### TASK BRIEF:
Each line of the data that includes the string "JSON" is to be copied out.

### STORED DATA:

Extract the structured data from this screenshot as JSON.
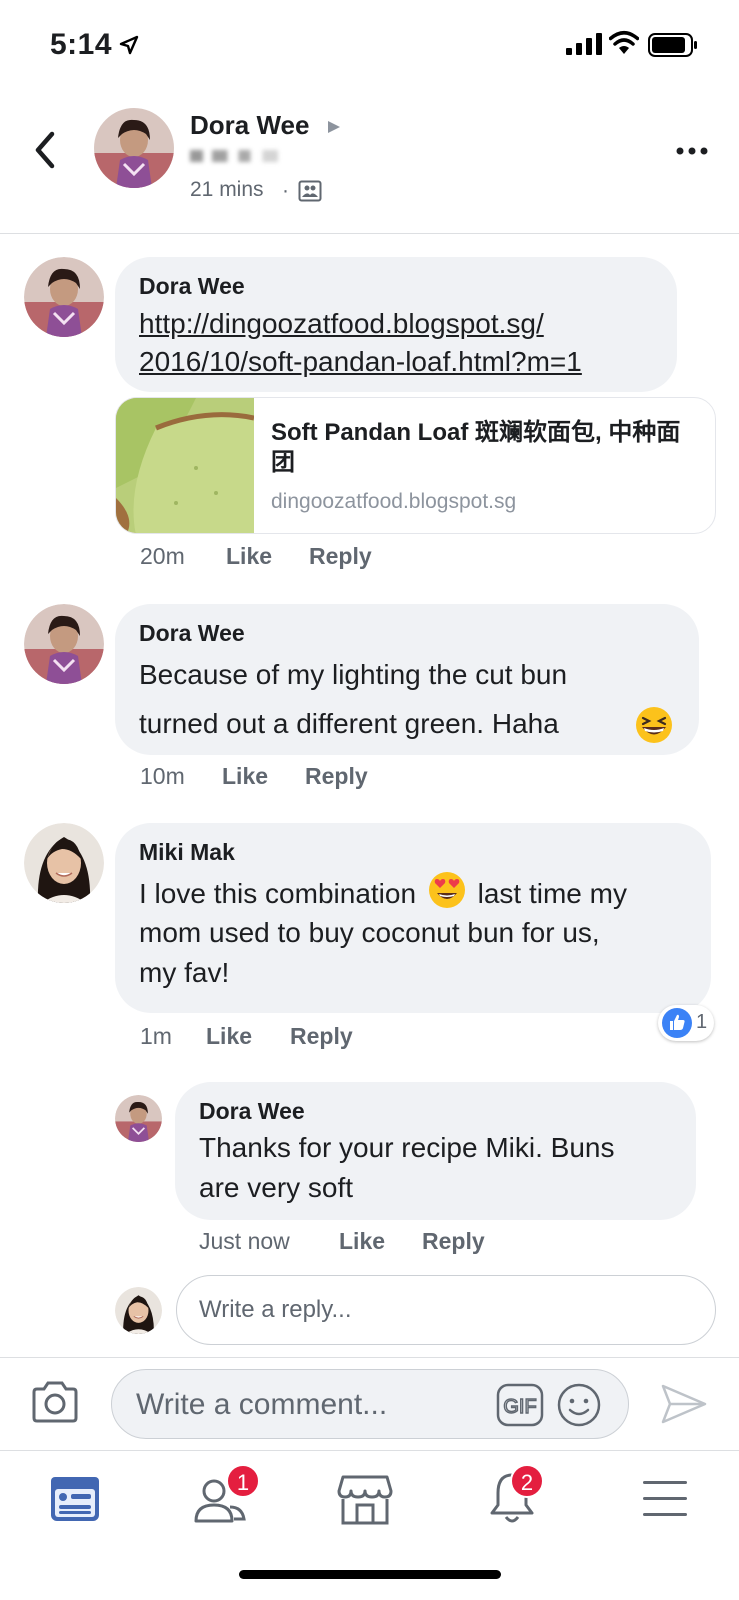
{
  "status_bar": {
    "time": "5:14"
  },
  "post_header": {
    "author": "Dora Wee",
    "time": "21 mins",
    "separator": "·"
  },
  "comments": [
    {
      "author": "Dora Wee",
      "link_lines": [
        "http://dingoozatfood.blogspot.sg/",
        "2016/10/soft-pandan-loaf.html?m=1"
      ],
      "preview": {
        "title": "Soft Pandan Loaf 斑斓软面包, 中种面团",
        "domain": "dingoozatfood.blogspot.sg"
      },
      "time": "20m",
      "like_label": "Like",
      "reply_label": "Reply"
    },
    {
      "author": "Dora Wee",
      "lines": [
        "Because of my lighting the cut bun",
        "turned out a different green. Haha"
      ],
      "time": "10m",
      "like_label": "Like",
      "reply_label": "Reply"
    },
    {
      "author": "Miki Mak",
      "lines": [
        "I love this combination",
        "last time my",
        "mom used to buy coconut bun for us,",
        "my fav!"
      ],
      "time": "1m",
      "like_label": "Like",
      "reply_label": "Reply",
      "reaction_count": "1"
    }
  ],
  "reply": {
    "author": "Dora Wee",
    "lines": [
      "Thanks for your recipe Miki. Buns",
      "are very soft"
    ],
    "time": "Just now",
    "like_label": "Like",
    "reply_label": "Reply"
  },
  "reply_input": {
    "placeholder": "Write a reply..."
  },
  "composer": {
    "placeholder": "Write a comment...",
    "gif_label": "GIF"
  },
  "tabbar": {
    "friends_badge": "1",
    "notifications_badge": "2",
    "active_color": "#4267b2"
  }
}
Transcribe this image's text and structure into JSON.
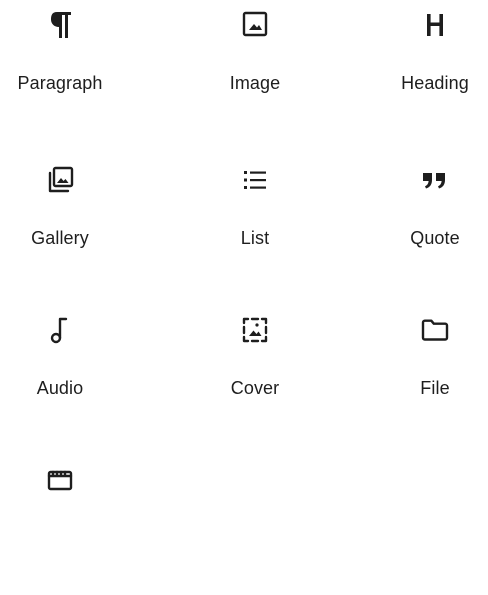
{
  "blocks": [
    {
      "label": "Paragraph",
      "icon": "paragraph-icon"
    },
    {
      "label": "Image",
      "icon": "image-icon"
    },
    {
      "label": "Heading",
      "icon": "heading-icon"
    },
    {
      "label": "Gallery",
      "icon": "gallery-icon"
    },
    {
      "label": "List",
      "icon": "list-icon"
    },
    {
      "label": "Quote",
      "icon": "quote-icon"
    },
    {
      "label": "Audio",
      "icon": "audio-icon"
    },
    {
      "label": "Cover",
      "icon": "cover-icon"
    },
    {
      "label": "File",
      "icon": "file-icon"
    },
    {
      "label": "",
      "icon": "video-icon"
    }
  ],
  "colors": {
    "text": "#1e1e1e",
    "background": "#ffffff"
  }
}
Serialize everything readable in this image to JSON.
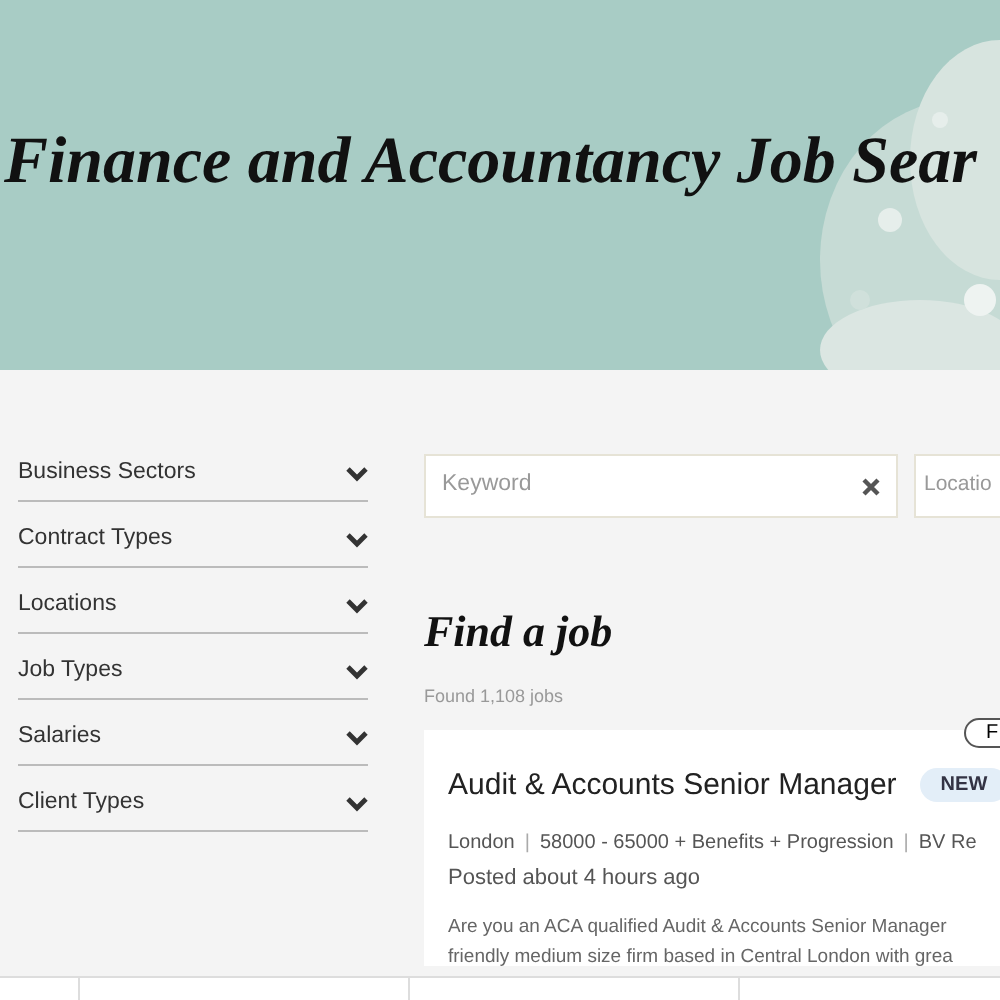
{
  "hero": {
    "title": "Finance and Accountancy Job Sear"
  },
  "filters": [
    {
      "label": "Business Sectors",
      "expanded": false
    },
    {
      "label": "Contract Types",
      "expanded": false
    },
    {
      "label": "Locations",
      "expanded": false
    },
    {
      "label": "Job Types",
      "expanded": false
    },
    {
      "label": "Salaries",
      "expanded": false
    },
    {
      "label": "Client Types",
      "expanded": false
    }
  ],
  "search": {
    "keyword_placeholder": "Keyword",
    "location_placeholder": "Locatio"
  },
  "heading": "Find a job",
  "result_count": "Found 1,108 jobs",
  "jobs": [
    {
      "tag": "F",
      "title": "Audit & Accounts Senior Manager",
      "badge": "NEW",
      "location": "London",
      "salary": "58000 - 65000 + Benefits + Progression",
      "company": "BV Re",
      "separator": "|",
      "posted": "Posted about 4 hours ago",
      "summary_lines": [
        "Are you an ACA qualified Audit & Accounts Senior Manager",
        "friendly medium size firm based in Central London with grea"
      ]
    }
  ]
}
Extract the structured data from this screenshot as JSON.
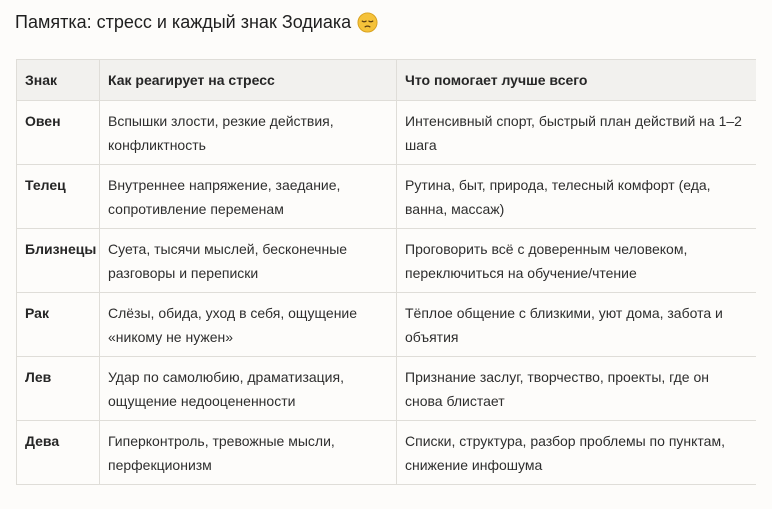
{
  "title": "Памятка: стресс и каждый знак Зодиака",
  "title_emoji": "pensive-face-emoji",
  "colors": {
    "background": "#fdfcfa",
    "header_bg": "#f2f1ee",
    "border": "#dfddd8",
    "emoji": "#f5c23a"
  },
  "table": {
    "headers": [
      "Знак",
      "Как реагирует на стресс",
      "Что помогает лучше всего"
    ],
    "rows": [
      {
        "sign": "Овен",
        "reaction": "Вспышки злости, резкие действия, конфликтность",
        "help": "Интенсивный спорт, быстрый план действий на 1–2 шага"
      },
      {
        "sign": "Телец",
        "reaction": "Внутреннее напряжение, заедание, сопротивление переменам",
        "help": "Рутина, быт, природа, телесный комфорт (еда, ванна, массаж)"
      },
      {
        "sign": "Близнецы",
        "reaction": "Суета, тысячи мыслей, бесконечные разговоры и переписки",
        "help": "Проговорить всё с доверенным человеком, переключиться на обучение/чтение"
      },
      {
        "sign": "Рак",
        "reaction": "Слёзы, обида, уход в себя, ощущение «никому не нужен»",
        "help": "Тёплое общение с близкими, уют дома, забота и объятия"
      },
      {
        "sign": "Лев",
        "reaction": "Удар по самолюбию, драматизация, ощущение недооцененности",
        "help": "Признание заслуг, творчество, проекты, где он снова блистает"
      },
      {
        "sign": "Дева",
        "reaction": "Гиперконтроль, тревожные мысли, перфекционизм",
        "help": "Списки, структура, разбор проблемы по пунктам, снижение инфошума"
      }
    ]
  }
}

### THE RESULT:
Extract the structured data from this screenshot as JSON.
Transcribe this image's text and structure into JSON.
Serialize everything readable in this image to JSON.
Extract the structured data from this screenshot as JSON.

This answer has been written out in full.